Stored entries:
+ + +

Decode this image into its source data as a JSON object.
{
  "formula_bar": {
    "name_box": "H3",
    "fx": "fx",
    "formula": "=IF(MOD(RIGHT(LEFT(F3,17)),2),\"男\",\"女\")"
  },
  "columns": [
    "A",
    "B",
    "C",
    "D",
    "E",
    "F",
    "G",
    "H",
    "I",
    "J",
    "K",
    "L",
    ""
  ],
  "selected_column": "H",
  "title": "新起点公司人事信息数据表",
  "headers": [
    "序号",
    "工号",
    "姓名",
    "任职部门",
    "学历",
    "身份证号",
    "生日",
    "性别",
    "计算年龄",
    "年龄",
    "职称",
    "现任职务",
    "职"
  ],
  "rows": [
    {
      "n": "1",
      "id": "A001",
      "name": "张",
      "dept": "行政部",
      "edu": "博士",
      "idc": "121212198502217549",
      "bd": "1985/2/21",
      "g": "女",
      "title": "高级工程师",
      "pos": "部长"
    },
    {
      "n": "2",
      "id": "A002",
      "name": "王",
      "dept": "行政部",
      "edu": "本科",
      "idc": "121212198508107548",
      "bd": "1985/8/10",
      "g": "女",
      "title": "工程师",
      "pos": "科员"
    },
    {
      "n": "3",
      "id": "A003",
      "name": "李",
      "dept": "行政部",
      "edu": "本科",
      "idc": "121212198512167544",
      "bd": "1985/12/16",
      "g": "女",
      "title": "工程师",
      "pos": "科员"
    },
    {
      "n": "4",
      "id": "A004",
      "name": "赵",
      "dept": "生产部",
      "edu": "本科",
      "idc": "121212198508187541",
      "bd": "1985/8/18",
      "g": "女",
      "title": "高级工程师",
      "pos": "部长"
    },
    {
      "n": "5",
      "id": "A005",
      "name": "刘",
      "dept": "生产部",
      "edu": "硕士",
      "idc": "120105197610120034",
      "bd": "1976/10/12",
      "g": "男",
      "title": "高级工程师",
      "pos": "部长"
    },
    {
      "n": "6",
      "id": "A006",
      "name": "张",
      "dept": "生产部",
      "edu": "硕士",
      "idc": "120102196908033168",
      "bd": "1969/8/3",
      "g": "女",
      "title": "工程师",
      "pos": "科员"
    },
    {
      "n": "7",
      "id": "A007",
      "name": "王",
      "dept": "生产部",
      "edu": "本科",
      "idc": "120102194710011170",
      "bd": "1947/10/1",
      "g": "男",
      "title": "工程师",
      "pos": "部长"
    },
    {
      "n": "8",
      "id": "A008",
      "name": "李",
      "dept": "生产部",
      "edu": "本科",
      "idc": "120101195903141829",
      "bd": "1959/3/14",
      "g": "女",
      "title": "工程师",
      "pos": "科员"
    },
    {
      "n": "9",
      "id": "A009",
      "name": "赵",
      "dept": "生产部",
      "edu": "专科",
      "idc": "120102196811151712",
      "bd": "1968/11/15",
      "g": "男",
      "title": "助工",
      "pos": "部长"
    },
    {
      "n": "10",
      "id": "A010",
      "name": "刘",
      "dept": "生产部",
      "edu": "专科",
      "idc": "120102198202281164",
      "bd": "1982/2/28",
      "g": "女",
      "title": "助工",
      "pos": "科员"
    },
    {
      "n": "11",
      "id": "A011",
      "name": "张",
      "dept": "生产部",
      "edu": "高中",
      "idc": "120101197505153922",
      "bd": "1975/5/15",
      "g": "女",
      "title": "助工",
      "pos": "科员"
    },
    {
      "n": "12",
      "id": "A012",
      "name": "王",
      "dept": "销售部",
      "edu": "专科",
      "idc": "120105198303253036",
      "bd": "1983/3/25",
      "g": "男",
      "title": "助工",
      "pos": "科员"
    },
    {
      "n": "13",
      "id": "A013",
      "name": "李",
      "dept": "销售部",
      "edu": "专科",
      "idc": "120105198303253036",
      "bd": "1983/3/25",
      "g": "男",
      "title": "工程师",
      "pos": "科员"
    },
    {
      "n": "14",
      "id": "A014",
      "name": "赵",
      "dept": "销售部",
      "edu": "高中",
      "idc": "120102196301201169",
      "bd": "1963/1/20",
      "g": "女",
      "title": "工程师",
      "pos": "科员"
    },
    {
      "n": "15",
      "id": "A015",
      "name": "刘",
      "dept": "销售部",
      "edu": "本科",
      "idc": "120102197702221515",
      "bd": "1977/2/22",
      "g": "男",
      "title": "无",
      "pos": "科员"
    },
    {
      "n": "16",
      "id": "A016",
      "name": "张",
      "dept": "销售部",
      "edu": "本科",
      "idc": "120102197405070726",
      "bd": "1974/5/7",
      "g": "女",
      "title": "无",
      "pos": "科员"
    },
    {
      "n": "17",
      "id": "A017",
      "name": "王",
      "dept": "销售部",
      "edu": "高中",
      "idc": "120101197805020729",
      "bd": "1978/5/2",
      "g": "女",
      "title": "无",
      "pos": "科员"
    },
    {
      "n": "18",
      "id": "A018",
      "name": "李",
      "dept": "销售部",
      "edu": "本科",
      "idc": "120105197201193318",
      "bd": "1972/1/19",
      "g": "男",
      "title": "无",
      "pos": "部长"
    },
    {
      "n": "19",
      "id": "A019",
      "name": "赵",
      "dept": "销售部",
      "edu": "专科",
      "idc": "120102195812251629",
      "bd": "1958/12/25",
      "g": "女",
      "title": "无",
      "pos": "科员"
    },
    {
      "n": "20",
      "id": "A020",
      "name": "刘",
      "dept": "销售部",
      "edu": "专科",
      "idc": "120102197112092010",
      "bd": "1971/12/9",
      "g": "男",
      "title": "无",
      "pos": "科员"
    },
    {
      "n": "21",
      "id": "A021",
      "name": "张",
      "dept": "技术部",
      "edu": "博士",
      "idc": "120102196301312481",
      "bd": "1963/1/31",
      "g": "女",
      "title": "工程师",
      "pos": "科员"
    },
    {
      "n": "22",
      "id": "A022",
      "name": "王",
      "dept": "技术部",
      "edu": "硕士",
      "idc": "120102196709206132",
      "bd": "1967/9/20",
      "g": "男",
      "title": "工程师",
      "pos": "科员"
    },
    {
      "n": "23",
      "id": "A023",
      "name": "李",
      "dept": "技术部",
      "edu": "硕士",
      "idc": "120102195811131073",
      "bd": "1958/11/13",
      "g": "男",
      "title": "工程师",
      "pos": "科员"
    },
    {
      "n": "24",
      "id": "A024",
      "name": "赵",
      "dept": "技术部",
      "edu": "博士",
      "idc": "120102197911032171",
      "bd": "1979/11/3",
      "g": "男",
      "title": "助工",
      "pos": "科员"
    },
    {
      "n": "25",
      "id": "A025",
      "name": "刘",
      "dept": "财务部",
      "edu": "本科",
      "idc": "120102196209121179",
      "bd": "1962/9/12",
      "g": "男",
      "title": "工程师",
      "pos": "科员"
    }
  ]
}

+ + +

- **Written problem**: Write out the full set of records exactly as given.

- **Correct output**:
Decode this image into its source data as a JSON object.
{
  "formula_bar": {
    "name_box": "H3",
    "fx": "fx",
    "formula": "=IF(MOD(RIGHT(LEFT(F3,17)),2),\"男\",\"女\")"
  },
  "columns": [
    "A",
    "B",
    "C",
    "D",
    "E",
    "F",
    "G",
    "H",
    "I",
    "J",
    "K",
    "L",
    ""
  ],
  "selected_column": "H",
  "title": "新起点公司人事信息数据表",
  "headers": [
    "序号",
    "工号",
    "姓名",
    "任职部门",
    "学历",
    "身份证号",
    "生日",
    "性别",
    "计算年龄",
    "年龄",
    "职称",
    "现任职务",
    "职"
  ],
  "rows": [
    {
      "n": "1",
      "id": "A001",
      "name": "张",
      "dept": "行政部",
      "edu": "博士",
      "idc": "121212198502217549",
      "bd": "1985/2/21",
      "g": "女",
      "title": "高级工程师",
      "pos": "部长"
    },
    {
      "n": "2",
      "id": "A002",
      "name": "王",
      "dept": "行政部",
      "edu": "本科",
      "idc": "121212198508107548",
      "bd": "1985/8/10",
      "g": "女",
      "title": "工程师",
      "pos": "科员"
    },
    {
      "n": "3",
      "id": "A003",
      "name": "李",
      "dept": "行政部",
      "edu": "本科",
      "idc": "121212198512167544",
      "bd": "1985/12/16",
      "g": "女",
      "title": "工程师",
      "pos": "科员"
    },
    {
      "n": "4",
      "id": "A004",
      "name": "赵",
      "dept": "生产部",
      "edu": "本科",
      "idc": "121212198508187541",
      "bd": "1985/8/18",
      "g": "女",
      "title": "高级工程师",
      "pos": "部长"
    },
    {
      "n": "5",
      "id": "A005",
      "name": "刘",
      "dept": "生产部",
      "edu": "硕士",
      "idc": "120105197610120034",
      "bd": "1976/10/12",
      "g": "男",
      "title": "高级工程师",
      "pos": "部长"
    },
    {
      "n": "6",
      "id": "A006",
      "name": "张",
      "dept": "生产部",
      "edu": "硕士",
      "idc": "120102196908033168",
      "bd": "1969/8/3",
      "g": "女",
      "title": "工程师",
      "pos": "科员"
    },
    {
      "n": "7",
      "id": "A007",
      "name": "王",
      "dept": "生产部",
      "edu": "本科",
      "idc": "120102194710011170",
      "bd": "1947/10/1",
      "g": "男",
      "title": "工程师",
      "pos": "部长"
    },
    {
      "n": "8",
      "id": "A008",
      "name": "李",
      "dept": "生产部",
      "edu": "本科",
      "idc": "120101195903141829",
      "bd": "1959/3/14",
      "g": "女",
      "title": "工程师",
      "pos": "科员"
    },
    {
      "n": "9",
      "id": "A009",
      "name": "赵",
      "dept": "生产部",
      "edu": "专科",
      "idc": "120102196811151712",
      "bd": "1968/11/15",
      "g": "男",
      "title": "助工",
      "pos": "部长"
    },
    {
      "n": "10",
      "id": "A010",
      "name": "刘",
      "dept": "生产部",
      "edu": "专科",
      "idc": "120102198202281164",
      "bd": "1982/2/28",
      "g": "女",
      "title": "助工",
      "pos": "科员"
    },
    {
      "n": "11",
      "id": "A011",
      "name": "张",
      "dept": "生产部",
      "edu": "高中",
      "idc": "120101197505153922",
      "bd": "1975/5/15",
      "g": "女",
      "title": "助工",
      "pos": "科员"
    },
    {
      "n": "12",
      "id": "A012",
      "name": "王",
      "dept": "销售部",
      "edu": "专科",
      "idc": "120105198303253036",
      "bd": "1983/3/25",
      "g": "男",
      "title": "助工",
      "pos": "科员"
    },
    {
      "n": "13",
      "id": "A013",
      "name": "李",
      "dept": "销售部",
      "edu": "专科",
      "idc": "120105198303253036",
      "bd": "1983/3/25",
      "g": "男",
      "title": "工程师",
      "pos": "科员"
    },
    {
      "n": "14",
      "id": "A014",
      "name": "赵",
      "dept": "销售部",
      "edu": "高中",
      "idc": "120102196301201169",
      "bd": "1963/1/20",
      "g": "女",
      "title": "工程师",
      "pos": "科员"
    },
    {
      "n": "15",
      "id": "A015",
      "name": "刘",
      "dept": "销售部",
      "edu": "本科",
      "idc": "120102197702221515",
      "bd": "1977/2/22",
      "g": "男",
      "title": "无",
      "pos": "科员"
    },
    {
      "n": "16",
      "id": "A016",
      "name": "张",
      "dept": "销售部",
      "edu": "本科",
      "idc": "120102197405070726",
      "bd": "1974/5/7",
      "g": "女",
      "title": "无",
      "pos": "科员"
    },
    {
      "n": "17",
      "id": "A017",
      "name": "王",
      "dept": "销售部",
      "edu": "高中",
      "idc": "120101197805020729",
      "bd": "1978/5/2",
      "g": "女",
      "title": "无",
      "pos": "科员"
    },
    {
      "n": "18",
      "id": "A018",
      "name": "李",
      "dept": "销售部",
      "edu": "本科",
      "idc": "120105197201193318",
      "bd": "1972/1/19",
      "g": "男",
      "title": "无",
      "pos": "部长"
    },
    {
      "n": "19",
      "id": "A019",
      "name": "赵",
      "dept": "销售部",
      "edu": "专科",
      "idc": "120102195812251629",
      "bd": "1958/12/25",
      "g": "女",
      "title": "无",
      "pos": "科员"
    },
    {
      "n": "20",
      "id": "A020",
      "name": "刘",
      "dept": "销售部",
      "edu": "专科",
      "idc": "120102197112092010",
      "bd": "1971/12/9",
      "g": "男",
      "title": "无",
      "pos": "科员"
    },
    {
      "n": "21",
      "id": "A021",
      "name": "张",
      "dept": "技术部",
      "edu": "博士",
      "idc": "120102196301312481",
      "bd": "1963/1/31",
      "g": "女",
      "title": "工程师",
      "pos": "科员"
    },
    {
      "n": "22",
      "id": "A022",
      "name": "王",
      "dept": "技术部",
      "edu": "硕士",
      "idc": "120102196709206132",
      "bd": "1967/9/20",
      "g": "男",
      "title": "工程师",
      "pos": "科员"
    },
    {
      "n": "23",
      "id": "A023",
      "name": "李",
      "dept": "技术部",
      "edu": "硕士",
      "idc": "120102195811131073",
      "bd": "1958/11/13",
      "g": "男",
      "title": "工程师",
      "pos": "科员"
    },
    {
      "n": "24",
      "id": "A024",
      "name": "赵",
      "dept": "技术部",
      "edu": "博士",
      "idc": "120102197911032171",
      "bd": "1979/11/3",
      "g": "男",
      "title": "助工",
      "pos": "科员"
    },
    {
      "n": "25",
      "id": "A025",
      "name": "刘",
      "dept": "财务部",
      "edu": "本科",
      "idc": "120102196209121179",
      "bd": "1962/9/12",
      "g": "男",
      "title": "工程师",
      "pos": "科员"
    }
  ]
}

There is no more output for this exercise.